- _Goal_: Go through the entries below and print each one exactly, leaving out pictures.
»»
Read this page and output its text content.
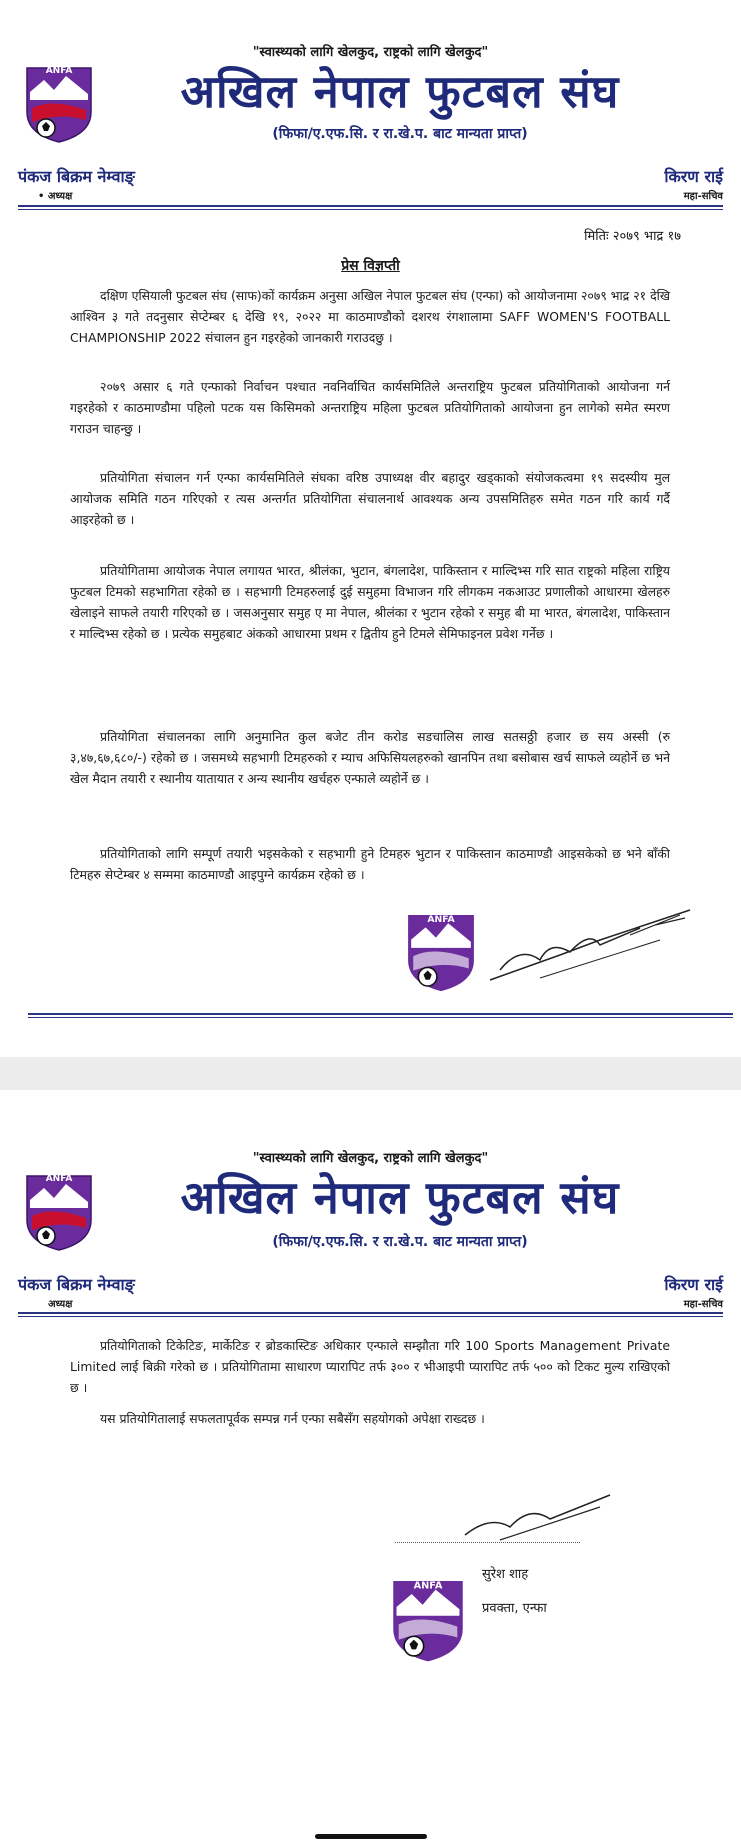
"स्वास्थ्यको लागि खेलकुद, राष्ट्रको लागि खेलकुद"
ANFA	अखिल नेपाल फुटबल संघ
(फिफा/ए.एफ.सि. र रा.खे.प. बाट मान्यता प्राप्त)
पंकज बिक्रम नेम्वाङ्
• अध्यक्ष
किरण राई
महा-सचिव
मितिः २०७९ भाद्र १७
प्रेस विज्ञप्ती

दक्षिण एसियाली फुटबल संघ (साफ)कों कार्यक्रम अनुसा अखिल नेपाल फुटबल संघ (एन्फा) को आयोजनामा २०७९ भाद्र २१ देखि आश्विन ३ गते तदनुसार सेप्टेम्बर ६ देखि १९, २०२२ मा काठमाण्डौको दशरथ रंगशालामा SAFF WOMEN'S FOOTBALL CHAMPIONSHIP 2022 संचालन हुन गइरहेको जानकारी गराउदछु ।

२०७९ असार ६ गते एन्फाको निर्वाचन पश्चात नवनिर्वाचित कार्यसमितिले अन्तराष्ट्रिय फुटबल प्रतियोगिताको आयोजना गर्न गइरहेको र काठमाण्डौमा पहिलो पटक यस किसिमको अन्तराष्ट्रिय महिला फुटबल प्रतियोगिताको आयोजना हुन लागेको समेत स्मरण गराउन चाहन्छु ।

प्रतियोगिता संचालन गर्न एन्फा कार्यसमितिले संघका वरिष्ठ उपाध्यक्ष वीर बहादुर खड्काको संयोजकत्वमा १९ सदस्यीय मुल आयोजक समिति गठन गरिएको र त्यस अन्तर्गत प्रतियोगिता संचालनार्थ आवश्यक अन्य उपसमितिहरु समेत गठन गरि कार्य गर्दै आइरहेको छ ।

प्रतियोगितामा आयोजक नेपाल लगायत भारत, श्रीलंका, भुटान, बंगलादेश, पाकिस्तान र माल्दिभ्स गरि सात राष्ट्रको महिला राष्ट्रिय फुटबल टिमको सहभागिता रहेको छ । सहभागी टिमहरुलाई दुई समुहमा विभाजन गरि लीगकम नकआउट प्रणालीको आधारमा खेलहरु खेलाइने साफले तयारी गरिएको छ । जसअनुसार समुह ए मा नेपाल, श्रीलंका र भुटान रहेको र समुह बी मा भारत, बंगलादेश, पाकिस्तान र माल्दिभ्स रहेको छ । प्रत्येक समुहबाट अंकको आधारमा प्रथम र द्वितीय हुने टिमले सेमिफाइनल प्रवेश गर्नेछ ।

प्रतियोगिता संचालनका लागि अनुमानित कुल बजेट तीन करोड सडचालिस लाख सतसठ्ठी हजार छ सय अस्सी (रु ३,४७,६७,६८०/-) रहेको छ । जसमध्ये सहभागी टिमहरुको र म्याच अफिसियलहरुको खानपिन तथा बसोबास खर्च साफले व्यहोर्ने छ भने खेल मैदान तयारी र स्थानीय यातायात र अन्य स्थानीय खर्चहरु एन्फाले व्यहोर्ने छ ।

प्रतियोगिताको लागि सम्पूर्ण तयारी भइसकेको र सहभागी हुने टिमहरु भुटान र पाकिस्तान काठमाण्डौ आइसकेको छ भने बाँकी टिमहरु सेप्टेम्बर ४ सम्ममा काठमाण्डौ आइपुग्ने कार्यक्रम रहेको छ ।

ANFA
"स्वास्थ्यको लागि खेलकुद, राष्ट्रको लागि खेलकुद"
ANFA	अखिल नेपाल फुटबल संघ
(फिफा/ए.एफ.सि. र रा.खे.प. बाट मान्यता प्राप्त)
पंकज बिक्रम नेम्वाङ्
अध्यक्ष
किरण राई
महा-सचिव

प्रतियोगिताको टिकेटिङ, मार्केटिङ र ब्रोडकास्टिङ अधिकार एन्फाले सम्झौता गरि 100 Sports Management Private Limited लाई बिक्री गरेको छ । प्रतियोगितामा साधारण प्यारापिट तर्फ ३०० र भीआइपी प्यारापिट तर्फ ५०० को टिकट मुल्य राखिएको छ ।

यस प्रतियोगितालाई सफलतापूर्वक सम्पन्न गर्न एन्फा सबैसँग सहयोगको अपेक्षा राख्दछ ।

ANFA
सुरेश शाह
प्रवक्ता, एन्फा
««
- _Task result_:
Read this page and output its text content.
"स्वास्थ्यको लागि खेलकुद, राष्ट्रको लागि खेलकुद"
ANFA	अखिल नेपाल फुटबल संघ
(फिफा/ए.एफ.सि. र रा.खे.प. बाट मान्यता प्राप्त)
पंकज बिक्रम नेम्वाङ्
• अध्यक्ष
किरण राई
महा-सचिव
मितिः २०७९ भाद्र १७
प्रेस विज्ञप्ती

दक्षिण एसियाली फुटबल संघ (साफ)कों कार्यक्रम अनुसा अखिल नेपाल फुटबल संघ (एन्फा) को आयोजनामा २०७९ भाद्र २१ देखि आश्विन ३ गते तदनुसार सेप्टेम्बर ६ देखि १९, २०२२ मा काठमाण्डौको दशरथ रंगशालामा SAFF WOMEN'S FOOTBALL CHAMPIONSHIP 2022 संचालन हुन गइरहेको जानकारी गराउदछु ।

२०७९ असार ६ गते एन्फाको निर्वाचन पश्चात नवनिर्वाचित कार्यसमितिले अन्तराष्ट्रिय फुटबल प्रतियोगिताको आयोजना गर्न गइरहेको र काठमाण्डौमा पहिलो पटक यस किसिमको अन्तराष्ट्रिय महिला फुटबल प्रतियोगिताको आयोजना हुन लागेको समेत स्मरण गराउन चाहन्छु ।

प्रतियोगिता संचालन गर्न एन्फा कार्यसमितिले संघका वरिष्ठ उपाध्यक्ष वीर बहादुर खड्काको संयोजकत्वमा १९ सदस्यीय मुल आयोजक समिति गठन गरिएको र त्यस अन्तर्गत प्रतियोगिता संचालनार्थ आवश्यक अन्य उपसमितिहरु समेत गठन गरि कार्य गर्दै आइरहेको छ ।

प्रतियोगितामा आयोजक नेपाल लगायत भारत, श्रीलंका, भुटान, बंगलादेश, पाकिस्तान र माल्दिभ्स गरि सात राष्ट्रको महिला राष्ट्रिय फुटबल टिमको सहभागिता रहेको छ । सहभागी टिमहरुलाई दुई समुहमा विभाजन गरि लीगकम नकआउट प्रणालीको आधारमा खेलहरु खेलाइने साफले तयारी गरिएको छ । जसअनुसार समुह ए मा नेपाल, श्रीलंका र भुटान रहेको र समुह बी मा भारत, बंगलादेश, पाकिस्तान र माल्दिभ्स रहेको छ । प्रत्येक समुहबाट अंकको आधारमा प्रथम र द्वितीय हुने टिमले सेमिफाइनल प्रवेश गर्नेछ ।

प्रतियोगिता संचालनका लागि अनुमानित कुल बजेट तीन करोड सडचालिस लाख सतसठ्ठी हजार छ सय अस्सी (रु ३,४७,६७,६८०/-) रहेको छ । जसमध्ये सहभागी टिमहरुको र म्याच अफिसियलहरुको खानपिन तथा बसोबास खर्च साफले व्यहोर्ने छ भने खेल मैदान तयारी र स्थानीय यातायात र अन्य स्थानीय खर्चहरु एन्फाले व्यहोर्ने छ ।

प्रतियोगिताको लागि सम्पूर्ण तयारी भइसकेको र सहभागी हुने टिमहरु भुटान र पाकिस्तान काठमाण्डौ आइसकेको छ भने बाँकी टिमहरु सेप्टेम्बर ४ सम्ममा काठमाण्डौ आइपुग्ने कार्यक्रम रहेको छ ।

ANFA
"स्वास्थ्यको लागि खेलकुद, राष्ट्रको लागि खेलकुद"
ANFA	अखिल नेपाल फुटबल संघ
(फिफा/ए.एफ.सि. र रा.खे.प. बाट मान्यता प्राप्त)
पंकज बिक्रम नेम्वाङ्
अध्यक्ष
किरण राई
महा-सचिव

प्रतियोगिताको टिकेटिङ, मार्केटिङ र ब्रोडकास्टिङ अधिकार एन्फाले सम्झौता गरि 100 Sports Management Private Limited लाई बिक्री गरेको छ । प्रतियोगितामा साधारण प्यारापिट तर्फ ३०० र भीआइपी प्यारापिट तर्फ ५०० को टिकट मुल्य राखिएको छ ।

यस प्रतियोगितालाई सफलतापूर्वक सम्पन्न गर्न एन्फा सबैसँग सहयोगको अपेक्षा राख्दछ ।

ANFA
सुरेश शाह
प्रवक्ता, एन्फा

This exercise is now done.